-- start --
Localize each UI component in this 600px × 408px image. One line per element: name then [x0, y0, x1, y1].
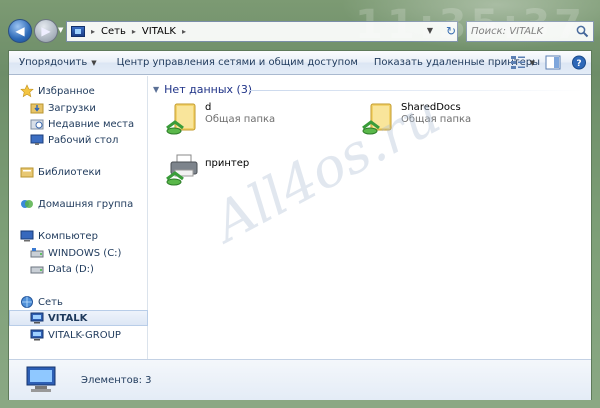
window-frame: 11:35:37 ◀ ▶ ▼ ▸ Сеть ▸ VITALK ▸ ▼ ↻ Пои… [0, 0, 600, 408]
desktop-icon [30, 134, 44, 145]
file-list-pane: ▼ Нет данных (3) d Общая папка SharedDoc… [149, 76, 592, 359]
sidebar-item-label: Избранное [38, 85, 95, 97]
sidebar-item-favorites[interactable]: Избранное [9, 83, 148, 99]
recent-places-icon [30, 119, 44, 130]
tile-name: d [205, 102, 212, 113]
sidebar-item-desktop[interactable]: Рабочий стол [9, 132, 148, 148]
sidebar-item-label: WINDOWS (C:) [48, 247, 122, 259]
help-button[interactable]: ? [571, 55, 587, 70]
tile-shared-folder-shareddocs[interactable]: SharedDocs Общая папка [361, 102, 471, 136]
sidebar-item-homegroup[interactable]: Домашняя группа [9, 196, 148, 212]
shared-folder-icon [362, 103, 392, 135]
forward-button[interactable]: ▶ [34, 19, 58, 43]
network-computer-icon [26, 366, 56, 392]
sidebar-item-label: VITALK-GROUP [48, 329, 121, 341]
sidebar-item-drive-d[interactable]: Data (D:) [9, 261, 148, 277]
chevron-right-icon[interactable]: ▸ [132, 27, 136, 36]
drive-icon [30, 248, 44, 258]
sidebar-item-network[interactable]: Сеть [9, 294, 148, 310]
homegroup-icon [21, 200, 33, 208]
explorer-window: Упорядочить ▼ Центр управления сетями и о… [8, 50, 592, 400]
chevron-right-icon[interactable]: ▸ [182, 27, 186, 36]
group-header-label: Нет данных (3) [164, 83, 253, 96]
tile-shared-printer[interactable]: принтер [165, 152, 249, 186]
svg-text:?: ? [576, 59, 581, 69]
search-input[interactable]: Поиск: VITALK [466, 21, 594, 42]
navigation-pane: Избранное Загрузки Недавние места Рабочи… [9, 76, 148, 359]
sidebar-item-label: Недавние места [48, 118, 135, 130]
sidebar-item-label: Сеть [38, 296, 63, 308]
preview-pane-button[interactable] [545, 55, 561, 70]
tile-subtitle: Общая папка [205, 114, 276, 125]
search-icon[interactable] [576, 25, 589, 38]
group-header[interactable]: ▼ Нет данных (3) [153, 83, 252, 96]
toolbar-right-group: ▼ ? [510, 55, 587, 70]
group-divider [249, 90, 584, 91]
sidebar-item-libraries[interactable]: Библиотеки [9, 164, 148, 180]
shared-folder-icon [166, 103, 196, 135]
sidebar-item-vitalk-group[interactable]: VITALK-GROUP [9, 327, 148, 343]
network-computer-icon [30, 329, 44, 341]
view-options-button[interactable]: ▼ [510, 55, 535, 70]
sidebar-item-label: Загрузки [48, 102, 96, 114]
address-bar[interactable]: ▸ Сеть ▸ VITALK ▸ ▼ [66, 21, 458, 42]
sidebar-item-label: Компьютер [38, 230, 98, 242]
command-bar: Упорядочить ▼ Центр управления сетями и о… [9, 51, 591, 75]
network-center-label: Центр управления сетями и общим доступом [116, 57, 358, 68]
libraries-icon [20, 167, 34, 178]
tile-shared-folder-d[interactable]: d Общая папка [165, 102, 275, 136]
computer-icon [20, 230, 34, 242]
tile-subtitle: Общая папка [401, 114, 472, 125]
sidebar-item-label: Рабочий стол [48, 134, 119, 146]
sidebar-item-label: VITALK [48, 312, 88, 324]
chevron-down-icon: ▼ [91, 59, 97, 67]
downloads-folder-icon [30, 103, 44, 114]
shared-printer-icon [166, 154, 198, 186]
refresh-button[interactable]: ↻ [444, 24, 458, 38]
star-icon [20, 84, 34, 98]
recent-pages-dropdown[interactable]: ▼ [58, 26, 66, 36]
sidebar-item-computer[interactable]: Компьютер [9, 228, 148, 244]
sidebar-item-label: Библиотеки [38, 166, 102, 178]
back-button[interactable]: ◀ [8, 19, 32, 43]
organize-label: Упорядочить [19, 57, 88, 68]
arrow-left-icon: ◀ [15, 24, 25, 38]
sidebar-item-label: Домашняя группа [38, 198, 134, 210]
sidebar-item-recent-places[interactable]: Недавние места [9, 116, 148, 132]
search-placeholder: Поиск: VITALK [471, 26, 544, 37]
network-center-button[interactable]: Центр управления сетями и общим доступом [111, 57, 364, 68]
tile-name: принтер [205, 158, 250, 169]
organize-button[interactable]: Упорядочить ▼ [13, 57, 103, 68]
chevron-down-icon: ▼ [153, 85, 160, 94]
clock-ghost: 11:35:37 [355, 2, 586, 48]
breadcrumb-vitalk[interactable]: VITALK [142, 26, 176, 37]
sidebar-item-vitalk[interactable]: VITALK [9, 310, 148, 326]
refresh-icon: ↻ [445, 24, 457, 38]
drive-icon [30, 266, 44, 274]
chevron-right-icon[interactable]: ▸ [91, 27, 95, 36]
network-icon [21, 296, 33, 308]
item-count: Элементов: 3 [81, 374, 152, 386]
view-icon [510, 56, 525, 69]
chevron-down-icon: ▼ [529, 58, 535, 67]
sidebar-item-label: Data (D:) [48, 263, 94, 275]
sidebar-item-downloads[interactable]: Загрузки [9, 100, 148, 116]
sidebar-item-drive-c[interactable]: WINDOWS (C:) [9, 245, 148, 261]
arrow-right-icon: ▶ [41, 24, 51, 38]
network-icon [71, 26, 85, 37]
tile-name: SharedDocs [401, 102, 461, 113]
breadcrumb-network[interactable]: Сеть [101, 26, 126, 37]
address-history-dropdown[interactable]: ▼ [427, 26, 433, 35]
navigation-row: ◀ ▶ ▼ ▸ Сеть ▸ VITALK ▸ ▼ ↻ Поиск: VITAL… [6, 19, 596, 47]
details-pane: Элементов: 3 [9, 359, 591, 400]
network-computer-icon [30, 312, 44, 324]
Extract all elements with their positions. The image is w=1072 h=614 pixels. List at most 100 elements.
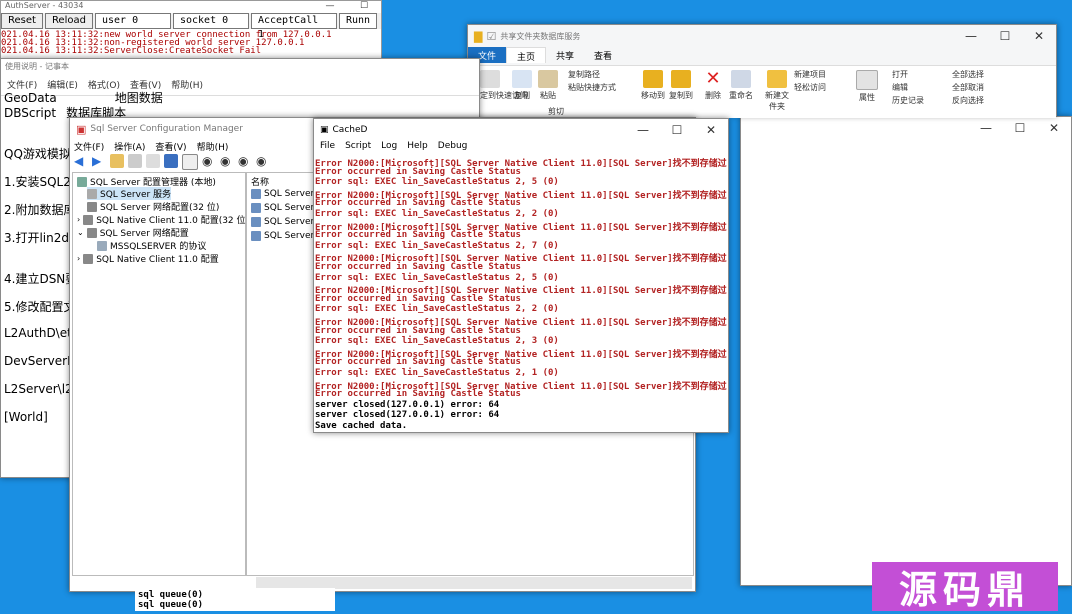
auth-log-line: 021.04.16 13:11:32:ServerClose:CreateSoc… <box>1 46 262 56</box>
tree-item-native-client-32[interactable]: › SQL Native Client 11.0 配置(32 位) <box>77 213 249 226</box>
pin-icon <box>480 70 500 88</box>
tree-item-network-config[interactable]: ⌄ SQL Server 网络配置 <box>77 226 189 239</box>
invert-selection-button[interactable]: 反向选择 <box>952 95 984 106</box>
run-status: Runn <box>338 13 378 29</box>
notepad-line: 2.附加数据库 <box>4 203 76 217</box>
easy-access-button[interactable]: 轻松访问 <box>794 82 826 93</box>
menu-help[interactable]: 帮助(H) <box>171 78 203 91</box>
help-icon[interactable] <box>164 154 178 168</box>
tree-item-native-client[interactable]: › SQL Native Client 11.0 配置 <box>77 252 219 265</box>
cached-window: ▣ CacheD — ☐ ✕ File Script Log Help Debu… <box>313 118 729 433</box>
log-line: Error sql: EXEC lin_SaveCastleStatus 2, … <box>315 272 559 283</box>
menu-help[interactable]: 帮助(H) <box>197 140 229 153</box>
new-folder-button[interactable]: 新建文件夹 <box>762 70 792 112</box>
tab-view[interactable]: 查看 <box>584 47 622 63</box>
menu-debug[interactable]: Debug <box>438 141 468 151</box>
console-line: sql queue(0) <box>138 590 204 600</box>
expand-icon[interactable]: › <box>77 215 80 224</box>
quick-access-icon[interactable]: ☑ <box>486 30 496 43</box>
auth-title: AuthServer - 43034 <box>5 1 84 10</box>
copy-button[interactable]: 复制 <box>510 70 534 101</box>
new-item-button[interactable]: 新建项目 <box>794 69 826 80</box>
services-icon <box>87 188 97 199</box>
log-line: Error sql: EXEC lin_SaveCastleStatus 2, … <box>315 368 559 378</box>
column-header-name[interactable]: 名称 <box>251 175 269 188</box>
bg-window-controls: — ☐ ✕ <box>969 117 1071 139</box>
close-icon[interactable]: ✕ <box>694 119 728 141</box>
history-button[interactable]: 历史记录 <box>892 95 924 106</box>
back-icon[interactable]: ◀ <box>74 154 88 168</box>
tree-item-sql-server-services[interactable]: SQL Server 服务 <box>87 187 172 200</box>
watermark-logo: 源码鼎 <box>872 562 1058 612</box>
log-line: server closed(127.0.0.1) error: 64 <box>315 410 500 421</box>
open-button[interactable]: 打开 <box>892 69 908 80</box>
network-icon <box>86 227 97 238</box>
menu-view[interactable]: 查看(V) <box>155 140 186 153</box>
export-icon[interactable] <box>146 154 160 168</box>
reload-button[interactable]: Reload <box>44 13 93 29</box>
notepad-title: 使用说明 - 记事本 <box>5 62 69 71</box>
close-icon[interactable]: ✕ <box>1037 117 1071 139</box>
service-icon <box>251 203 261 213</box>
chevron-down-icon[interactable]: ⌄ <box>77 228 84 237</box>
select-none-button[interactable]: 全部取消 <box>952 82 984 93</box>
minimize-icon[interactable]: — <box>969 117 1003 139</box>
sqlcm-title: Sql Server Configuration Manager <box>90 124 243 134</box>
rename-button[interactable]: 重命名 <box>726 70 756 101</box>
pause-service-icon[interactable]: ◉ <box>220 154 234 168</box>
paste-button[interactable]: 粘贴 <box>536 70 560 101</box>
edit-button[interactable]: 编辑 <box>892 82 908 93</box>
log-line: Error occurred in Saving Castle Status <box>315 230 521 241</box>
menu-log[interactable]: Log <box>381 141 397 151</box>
-- end --
Reproduce the lines starting at "window-frame: 11:35:37 ◀" and ending at "tile-name: d [205, 102, 212, 113]", renaming "sidebar-item-label" to "nav-item-label" and leaving everything else unchanged.

window-frame: 11:35:37 ◀ ▶ ▼ ▸ Сеть ▸ VITALK ▸ ▼ ↻ Пои… [0, 0, 600, 408]
desktop-icon [30, 134, 44, 145]
file-list-pane: ▼ Нет данных (3) d Общая папка SharedDoc… [149, 76, 592, 359]
nav-item-label: Избранное [38, 85, 95, 97]
sidebar-item-favorites[interactable]: Избранное [9, 83, 148, 99]
recent-places-icon [30, 119, 44, 130]
tile-name: d [205, 102, 212, 113]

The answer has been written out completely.